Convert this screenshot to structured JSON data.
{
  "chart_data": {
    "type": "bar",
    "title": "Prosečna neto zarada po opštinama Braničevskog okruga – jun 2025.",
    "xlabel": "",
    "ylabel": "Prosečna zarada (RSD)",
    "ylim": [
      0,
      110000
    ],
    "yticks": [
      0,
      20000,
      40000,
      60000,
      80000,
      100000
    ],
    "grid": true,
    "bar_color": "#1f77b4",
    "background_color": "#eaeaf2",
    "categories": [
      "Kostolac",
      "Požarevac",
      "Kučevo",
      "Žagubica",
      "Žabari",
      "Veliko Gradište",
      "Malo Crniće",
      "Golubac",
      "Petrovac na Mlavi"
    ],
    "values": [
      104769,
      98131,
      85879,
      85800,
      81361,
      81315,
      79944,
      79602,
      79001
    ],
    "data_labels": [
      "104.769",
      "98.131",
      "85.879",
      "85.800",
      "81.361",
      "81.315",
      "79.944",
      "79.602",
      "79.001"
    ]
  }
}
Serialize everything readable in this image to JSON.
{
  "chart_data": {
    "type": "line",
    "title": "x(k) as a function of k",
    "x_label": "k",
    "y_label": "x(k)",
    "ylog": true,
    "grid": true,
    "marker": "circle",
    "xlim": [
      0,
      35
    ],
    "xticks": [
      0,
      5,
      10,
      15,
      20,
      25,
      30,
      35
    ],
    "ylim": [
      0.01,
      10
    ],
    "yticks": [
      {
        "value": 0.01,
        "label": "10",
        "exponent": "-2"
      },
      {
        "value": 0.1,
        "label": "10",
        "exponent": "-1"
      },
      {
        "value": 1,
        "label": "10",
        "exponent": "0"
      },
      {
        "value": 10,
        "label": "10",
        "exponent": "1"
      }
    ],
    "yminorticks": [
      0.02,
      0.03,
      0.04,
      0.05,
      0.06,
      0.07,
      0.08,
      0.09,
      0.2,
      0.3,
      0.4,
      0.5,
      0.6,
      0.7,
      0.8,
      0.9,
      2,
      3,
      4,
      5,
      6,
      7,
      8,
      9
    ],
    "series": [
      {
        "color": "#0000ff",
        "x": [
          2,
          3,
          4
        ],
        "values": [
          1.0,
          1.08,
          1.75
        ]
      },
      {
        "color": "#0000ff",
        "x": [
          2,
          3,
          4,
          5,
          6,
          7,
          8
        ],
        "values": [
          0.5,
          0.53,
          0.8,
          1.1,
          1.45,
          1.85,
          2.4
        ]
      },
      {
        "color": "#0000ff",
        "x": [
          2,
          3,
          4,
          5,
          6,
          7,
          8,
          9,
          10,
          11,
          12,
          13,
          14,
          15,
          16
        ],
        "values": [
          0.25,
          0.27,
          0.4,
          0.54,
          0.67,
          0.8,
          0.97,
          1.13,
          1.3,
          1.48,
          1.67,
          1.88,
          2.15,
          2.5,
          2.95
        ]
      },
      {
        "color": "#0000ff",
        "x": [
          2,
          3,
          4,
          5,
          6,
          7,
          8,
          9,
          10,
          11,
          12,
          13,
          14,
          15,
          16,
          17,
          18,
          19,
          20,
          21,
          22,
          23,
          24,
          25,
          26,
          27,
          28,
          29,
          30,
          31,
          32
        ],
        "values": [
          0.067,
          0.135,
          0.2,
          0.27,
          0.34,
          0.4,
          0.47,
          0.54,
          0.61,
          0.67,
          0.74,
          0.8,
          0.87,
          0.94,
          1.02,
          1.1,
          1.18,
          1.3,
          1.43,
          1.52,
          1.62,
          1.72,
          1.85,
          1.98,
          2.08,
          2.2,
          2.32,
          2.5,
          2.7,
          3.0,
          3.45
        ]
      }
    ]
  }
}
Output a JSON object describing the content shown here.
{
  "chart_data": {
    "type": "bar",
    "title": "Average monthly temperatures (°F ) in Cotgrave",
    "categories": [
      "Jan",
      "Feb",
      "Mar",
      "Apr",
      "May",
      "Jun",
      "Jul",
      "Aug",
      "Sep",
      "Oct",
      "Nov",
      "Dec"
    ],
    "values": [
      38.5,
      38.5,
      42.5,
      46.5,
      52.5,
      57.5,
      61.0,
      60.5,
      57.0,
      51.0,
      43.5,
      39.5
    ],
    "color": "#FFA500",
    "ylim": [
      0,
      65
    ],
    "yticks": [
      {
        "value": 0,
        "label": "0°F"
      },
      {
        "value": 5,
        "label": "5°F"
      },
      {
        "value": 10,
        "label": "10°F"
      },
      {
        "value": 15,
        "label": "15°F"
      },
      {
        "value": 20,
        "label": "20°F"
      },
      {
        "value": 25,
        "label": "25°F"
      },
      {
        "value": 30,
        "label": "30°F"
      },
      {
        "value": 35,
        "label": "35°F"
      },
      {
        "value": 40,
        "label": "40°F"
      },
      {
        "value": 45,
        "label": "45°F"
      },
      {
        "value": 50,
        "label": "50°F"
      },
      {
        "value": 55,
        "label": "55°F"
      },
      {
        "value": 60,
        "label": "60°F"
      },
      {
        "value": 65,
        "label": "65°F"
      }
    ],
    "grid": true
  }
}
============
Count the lines that hold the string "Prosečna", and reply with that number alone.

2